* [PROMPT]
Copy out every record precisely.

[A block of data]

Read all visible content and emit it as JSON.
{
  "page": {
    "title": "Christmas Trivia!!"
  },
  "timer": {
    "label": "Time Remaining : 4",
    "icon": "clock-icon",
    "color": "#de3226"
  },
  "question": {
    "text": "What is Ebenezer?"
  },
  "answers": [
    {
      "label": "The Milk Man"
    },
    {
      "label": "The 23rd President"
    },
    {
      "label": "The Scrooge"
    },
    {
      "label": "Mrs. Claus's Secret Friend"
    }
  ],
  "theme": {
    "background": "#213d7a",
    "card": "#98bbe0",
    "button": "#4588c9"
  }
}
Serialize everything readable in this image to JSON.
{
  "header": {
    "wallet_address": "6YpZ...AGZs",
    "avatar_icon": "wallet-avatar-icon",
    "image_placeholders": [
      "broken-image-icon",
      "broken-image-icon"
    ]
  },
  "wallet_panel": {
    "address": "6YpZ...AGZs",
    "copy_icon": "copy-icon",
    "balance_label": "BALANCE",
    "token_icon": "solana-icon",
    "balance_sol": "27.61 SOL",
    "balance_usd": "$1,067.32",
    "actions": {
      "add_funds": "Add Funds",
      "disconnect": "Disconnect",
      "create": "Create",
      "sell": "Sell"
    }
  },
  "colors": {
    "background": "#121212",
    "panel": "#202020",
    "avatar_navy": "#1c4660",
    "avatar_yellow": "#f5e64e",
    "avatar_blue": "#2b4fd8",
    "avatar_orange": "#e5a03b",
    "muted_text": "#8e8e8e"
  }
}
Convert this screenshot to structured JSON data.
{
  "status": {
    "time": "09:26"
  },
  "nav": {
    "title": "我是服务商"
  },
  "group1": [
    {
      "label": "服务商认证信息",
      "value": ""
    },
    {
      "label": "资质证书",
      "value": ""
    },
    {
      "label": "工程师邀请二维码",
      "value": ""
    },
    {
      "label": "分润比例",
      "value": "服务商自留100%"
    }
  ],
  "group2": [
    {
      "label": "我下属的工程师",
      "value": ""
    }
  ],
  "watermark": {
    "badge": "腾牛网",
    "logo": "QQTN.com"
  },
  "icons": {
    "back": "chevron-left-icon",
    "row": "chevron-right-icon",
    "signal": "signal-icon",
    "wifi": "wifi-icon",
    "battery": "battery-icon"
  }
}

* [SOLUTION FOR THIS EXERCISE]
Read all visible content and emit it as JSON.
{
  "page": {
    "title": "Christmas Trivia!!"
  },
  "timer": {
    "label": "Time Remaining : 4",
    "icon": "clock-icon",
    "color": "#de3226"
  },
  "question": {
    "text": "What is Ebenezer?"
  },
  "answers": [
    {
      "label": "The Milk Man"
    },
    {
      "label": "The 23rd President"
    },
    {
      "label": "The Scrooge"
    },
    {
      "label": "Mrs. Claus's Secret Friend"
    }
  ],
  "theme": {
    "background": "#213d7a",
    "card": "#98bbe0",
    "button": "#4588c9"
  }
}
Serialize everything readable in this image to JSON.
{
  "header": {
    "wallet_address": "6YpZ...AGZs",
    "avatar_icon": "wallet-avatar-icon",
    "image_placeholders": [
      "broken-image-icon",
      "broken-image-icon"
    ]
  },
  "wallet_panel": {
    "address": "6YpZ...AGZs",
    "copy_icon": "copy-icon",
    "balance_label": "BALANCE",
    "token_icon": "solana-icon",
    "balance_sol": "27.61 SOL",
    "balance_usd": "$1,067.32",
    "actions": {
      "add_funds": "Add Funds",
      "disconnect": "Disconnect",
      "create": "Create",
      "sell": "Sell"
    }
  },
  "colors": {
    "background": "#121212",
    "panel": "#202020",
    "avatar_navy": "#1c4660",
    "avatar_yellow": "#f5e64e",
    "avatar_blue": "#2b4fd8",
    "avatar_orange": "#e5a03b",
    "muted_text": "#8e8e8e"
  }
}
Convert this screenshot to structured JSON data.
{
  "status": {
    "time": "09:26"
  },
  "nav": {
    "title": "我是服务商"
  },
  "group1": [
    {
      "label": "服务商认证信息",
      "value": ""
    },
    {
      "label": "资质证书",
      "value": ""
    },
    {
      "label": "工程师邀请二维码",
      "value": ""
    },
    {
      "label": "分润比例",
      "value": "服务商自留100%"
    }
  ],
  "group2": [
    {
      "label": "我下属的工程师",
      "value": ""
    }
  ],
  "watermark": {
    "badge": "腾牛网",
    "logo": "QQTN.com"
  },
  "icons": {
    "back": "chevron-left-icon",
    "row": "chevron-right-icon",
    "signal": "signal-icon",
    "wifi": "wifi-icon",
    "battery": "battery-icon"
  }
}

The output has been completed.